◆ OBJECTIVE: Below are the records; copy each line in them that holds the word "candát".

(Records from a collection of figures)
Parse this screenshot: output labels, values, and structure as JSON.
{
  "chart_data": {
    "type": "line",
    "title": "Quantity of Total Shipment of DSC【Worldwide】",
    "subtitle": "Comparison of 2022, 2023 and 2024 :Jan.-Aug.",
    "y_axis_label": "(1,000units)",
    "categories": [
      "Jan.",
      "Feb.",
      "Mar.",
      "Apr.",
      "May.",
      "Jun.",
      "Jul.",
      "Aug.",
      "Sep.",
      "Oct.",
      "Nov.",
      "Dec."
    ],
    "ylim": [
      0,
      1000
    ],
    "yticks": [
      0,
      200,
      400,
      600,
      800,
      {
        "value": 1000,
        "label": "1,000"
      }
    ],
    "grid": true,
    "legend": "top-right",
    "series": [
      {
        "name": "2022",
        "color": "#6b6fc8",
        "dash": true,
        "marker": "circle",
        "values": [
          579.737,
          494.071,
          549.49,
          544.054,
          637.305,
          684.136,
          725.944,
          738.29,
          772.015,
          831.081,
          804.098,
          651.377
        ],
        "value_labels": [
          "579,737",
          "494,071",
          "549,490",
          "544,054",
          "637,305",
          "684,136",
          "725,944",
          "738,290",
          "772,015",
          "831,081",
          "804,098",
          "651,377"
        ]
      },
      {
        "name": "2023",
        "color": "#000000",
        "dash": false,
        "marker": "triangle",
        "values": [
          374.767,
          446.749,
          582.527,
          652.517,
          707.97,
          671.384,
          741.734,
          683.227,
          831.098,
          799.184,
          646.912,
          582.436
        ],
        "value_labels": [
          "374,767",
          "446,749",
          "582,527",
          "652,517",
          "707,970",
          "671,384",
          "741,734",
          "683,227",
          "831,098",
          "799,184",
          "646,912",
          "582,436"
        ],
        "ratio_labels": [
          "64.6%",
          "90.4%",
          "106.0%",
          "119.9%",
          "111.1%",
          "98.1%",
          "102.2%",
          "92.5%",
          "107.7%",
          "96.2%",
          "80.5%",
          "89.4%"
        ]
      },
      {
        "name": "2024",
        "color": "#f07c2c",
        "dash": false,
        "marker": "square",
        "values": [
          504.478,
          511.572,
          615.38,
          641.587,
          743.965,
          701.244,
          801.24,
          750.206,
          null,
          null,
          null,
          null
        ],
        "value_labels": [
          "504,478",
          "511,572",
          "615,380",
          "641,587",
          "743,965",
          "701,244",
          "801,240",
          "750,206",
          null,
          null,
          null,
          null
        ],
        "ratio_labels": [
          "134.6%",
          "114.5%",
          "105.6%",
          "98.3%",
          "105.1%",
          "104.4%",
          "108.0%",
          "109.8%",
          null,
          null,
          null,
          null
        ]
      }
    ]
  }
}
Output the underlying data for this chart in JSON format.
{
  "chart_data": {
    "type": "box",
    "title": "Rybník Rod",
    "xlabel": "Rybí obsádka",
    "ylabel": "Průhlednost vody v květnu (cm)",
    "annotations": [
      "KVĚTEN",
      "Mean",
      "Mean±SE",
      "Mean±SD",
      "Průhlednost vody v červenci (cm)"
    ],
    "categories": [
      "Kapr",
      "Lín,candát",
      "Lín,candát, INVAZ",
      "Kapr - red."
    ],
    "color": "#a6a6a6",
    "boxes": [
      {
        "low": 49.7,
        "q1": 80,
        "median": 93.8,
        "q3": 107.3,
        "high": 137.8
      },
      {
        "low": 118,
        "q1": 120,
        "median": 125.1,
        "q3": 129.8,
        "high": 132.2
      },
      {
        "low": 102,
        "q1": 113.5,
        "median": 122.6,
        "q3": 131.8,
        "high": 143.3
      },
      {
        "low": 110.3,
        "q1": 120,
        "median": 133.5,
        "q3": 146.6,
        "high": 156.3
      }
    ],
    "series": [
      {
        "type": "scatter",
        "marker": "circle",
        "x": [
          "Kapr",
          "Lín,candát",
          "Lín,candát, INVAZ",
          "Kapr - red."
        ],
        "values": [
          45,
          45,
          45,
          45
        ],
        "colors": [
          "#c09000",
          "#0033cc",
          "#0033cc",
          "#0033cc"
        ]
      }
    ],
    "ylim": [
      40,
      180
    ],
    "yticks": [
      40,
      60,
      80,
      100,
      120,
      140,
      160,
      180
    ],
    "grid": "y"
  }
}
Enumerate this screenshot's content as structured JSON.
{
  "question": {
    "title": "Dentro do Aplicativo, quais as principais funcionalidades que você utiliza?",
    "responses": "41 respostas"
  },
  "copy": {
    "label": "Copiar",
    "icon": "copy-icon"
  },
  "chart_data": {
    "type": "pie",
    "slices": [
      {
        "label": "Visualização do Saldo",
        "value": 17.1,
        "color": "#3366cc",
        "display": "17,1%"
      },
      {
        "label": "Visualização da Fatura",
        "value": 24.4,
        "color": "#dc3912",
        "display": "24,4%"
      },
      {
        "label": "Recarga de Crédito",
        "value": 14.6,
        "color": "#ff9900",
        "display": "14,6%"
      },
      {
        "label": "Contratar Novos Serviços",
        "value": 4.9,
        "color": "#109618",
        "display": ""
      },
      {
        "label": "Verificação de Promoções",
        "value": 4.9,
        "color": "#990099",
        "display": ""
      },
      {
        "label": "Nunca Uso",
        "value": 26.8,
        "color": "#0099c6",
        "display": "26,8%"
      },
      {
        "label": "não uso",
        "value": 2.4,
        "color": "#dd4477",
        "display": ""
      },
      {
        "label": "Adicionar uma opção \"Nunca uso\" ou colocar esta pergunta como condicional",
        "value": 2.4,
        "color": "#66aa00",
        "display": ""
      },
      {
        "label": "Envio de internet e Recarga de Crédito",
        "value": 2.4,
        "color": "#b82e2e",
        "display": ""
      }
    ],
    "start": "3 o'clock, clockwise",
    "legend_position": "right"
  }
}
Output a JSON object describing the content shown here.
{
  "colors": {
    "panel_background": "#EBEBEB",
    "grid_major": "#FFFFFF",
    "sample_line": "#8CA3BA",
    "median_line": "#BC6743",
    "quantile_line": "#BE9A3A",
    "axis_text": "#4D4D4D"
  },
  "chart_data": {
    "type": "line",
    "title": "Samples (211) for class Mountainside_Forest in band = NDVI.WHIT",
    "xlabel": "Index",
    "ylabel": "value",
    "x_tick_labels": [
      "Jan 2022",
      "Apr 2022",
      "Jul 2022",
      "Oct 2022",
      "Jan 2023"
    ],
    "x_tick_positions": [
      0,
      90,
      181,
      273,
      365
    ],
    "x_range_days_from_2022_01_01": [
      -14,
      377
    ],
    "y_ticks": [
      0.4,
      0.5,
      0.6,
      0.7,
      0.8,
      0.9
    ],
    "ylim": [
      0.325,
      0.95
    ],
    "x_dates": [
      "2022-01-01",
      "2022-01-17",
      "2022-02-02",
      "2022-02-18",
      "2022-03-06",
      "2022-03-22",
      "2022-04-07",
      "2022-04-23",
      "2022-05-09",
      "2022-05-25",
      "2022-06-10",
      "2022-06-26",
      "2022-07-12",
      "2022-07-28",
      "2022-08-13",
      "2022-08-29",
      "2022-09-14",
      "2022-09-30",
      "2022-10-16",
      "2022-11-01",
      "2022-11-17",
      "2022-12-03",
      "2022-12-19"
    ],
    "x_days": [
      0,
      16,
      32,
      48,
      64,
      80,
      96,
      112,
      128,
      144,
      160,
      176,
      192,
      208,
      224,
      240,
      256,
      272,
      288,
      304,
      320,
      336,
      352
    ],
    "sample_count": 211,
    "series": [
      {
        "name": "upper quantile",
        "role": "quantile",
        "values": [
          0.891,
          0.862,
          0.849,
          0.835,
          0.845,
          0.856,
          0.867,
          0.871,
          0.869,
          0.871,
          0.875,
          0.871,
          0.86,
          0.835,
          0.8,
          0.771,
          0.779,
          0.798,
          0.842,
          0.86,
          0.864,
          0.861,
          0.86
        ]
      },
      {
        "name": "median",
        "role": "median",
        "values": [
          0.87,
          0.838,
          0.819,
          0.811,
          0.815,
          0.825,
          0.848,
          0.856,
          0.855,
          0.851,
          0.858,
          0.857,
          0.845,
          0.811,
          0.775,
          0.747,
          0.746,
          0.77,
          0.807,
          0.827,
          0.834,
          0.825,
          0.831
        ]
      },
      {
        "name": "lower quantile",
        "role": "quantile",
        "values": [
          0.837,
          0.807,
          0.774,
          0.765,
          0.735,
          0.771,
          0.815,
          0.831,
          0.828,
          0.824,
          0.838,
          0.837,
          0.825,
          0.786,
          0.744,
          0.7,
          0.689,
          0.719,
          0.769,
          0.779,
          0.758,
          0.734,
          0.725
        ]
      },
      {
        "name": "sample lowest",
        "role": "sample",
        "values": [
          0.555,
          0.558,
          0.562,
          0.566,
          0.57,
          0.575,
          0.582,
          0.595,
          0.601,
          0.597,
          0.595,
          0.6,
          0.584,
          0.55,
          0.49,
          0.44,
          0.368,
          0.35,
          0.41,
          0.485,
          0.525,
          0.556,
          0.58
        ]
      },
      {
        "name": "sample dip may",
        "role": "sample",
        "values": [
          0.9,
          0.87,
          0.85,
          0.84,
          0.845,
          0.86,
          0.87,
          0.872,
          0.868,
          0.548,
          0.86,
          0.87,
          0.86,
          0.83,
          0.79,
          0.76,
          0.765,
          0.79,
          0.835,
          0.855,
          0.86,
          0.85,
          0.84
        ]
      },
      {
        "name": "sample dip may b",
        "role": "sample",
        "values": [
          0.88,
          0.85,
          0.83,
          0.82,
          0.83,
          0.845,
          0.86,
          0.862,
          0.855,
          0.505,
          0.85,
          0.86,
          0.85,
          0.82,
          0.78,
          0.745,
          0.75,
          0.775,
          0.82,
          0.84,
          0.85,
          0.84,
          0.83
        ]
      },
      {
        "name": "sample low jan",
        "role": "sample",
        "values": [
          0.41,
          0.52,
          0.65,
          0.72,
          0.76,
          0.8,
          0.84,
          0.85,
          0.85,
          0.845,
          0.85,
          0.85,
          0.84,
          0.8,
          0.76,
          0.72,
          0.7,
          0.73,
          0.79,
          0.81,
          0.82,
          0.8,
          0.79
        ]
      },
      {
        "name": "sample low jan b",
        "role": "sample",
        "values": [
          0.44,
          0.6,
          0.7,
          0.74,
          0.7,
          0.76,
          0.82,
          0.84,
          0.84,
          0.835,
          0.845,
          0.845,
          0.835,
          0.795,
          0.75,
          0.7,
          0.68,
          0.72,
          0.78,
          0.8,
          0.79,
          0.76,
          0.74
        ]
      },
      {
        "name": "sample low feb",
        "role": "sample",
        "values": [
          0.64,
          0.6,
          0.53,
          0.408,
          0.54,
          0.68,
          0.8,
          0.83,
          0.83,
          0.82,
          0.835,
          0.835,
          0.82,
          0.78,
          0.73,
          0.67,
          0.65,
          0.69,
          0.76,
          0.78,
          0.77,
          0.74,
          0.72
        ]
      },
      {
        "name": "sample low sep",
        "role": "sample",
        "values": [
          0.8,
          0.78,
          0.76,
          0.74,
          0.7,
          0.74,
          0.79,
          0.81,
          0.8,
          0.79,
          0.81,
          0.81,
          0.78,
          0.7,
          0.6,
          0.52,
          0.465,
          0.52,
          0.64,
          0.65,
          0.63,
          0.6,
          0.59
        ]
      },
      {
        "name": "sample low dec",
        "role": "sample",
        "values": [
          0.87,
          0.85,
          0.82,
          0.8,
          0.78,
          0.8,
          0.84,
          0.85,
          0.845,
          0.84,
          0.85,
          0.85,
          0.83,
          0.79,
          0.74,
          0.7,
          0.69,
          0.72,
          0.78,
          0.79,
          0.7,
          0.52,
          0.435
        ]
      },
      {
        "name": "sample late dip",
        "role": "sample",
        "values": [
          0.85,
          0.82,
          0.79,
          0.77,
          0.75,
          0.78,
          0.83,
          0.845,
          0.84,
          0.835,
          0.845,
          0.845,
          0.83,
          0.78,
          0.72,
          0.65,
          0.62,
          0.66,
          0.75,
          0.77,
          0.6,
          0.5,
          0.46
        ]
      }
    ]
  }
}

◆ FULL RESPONSE:
      "Lín,candát",
      "Lín,candát, INVAZ",
          "Lín,candát",
          "Lín,candát, INVAZ",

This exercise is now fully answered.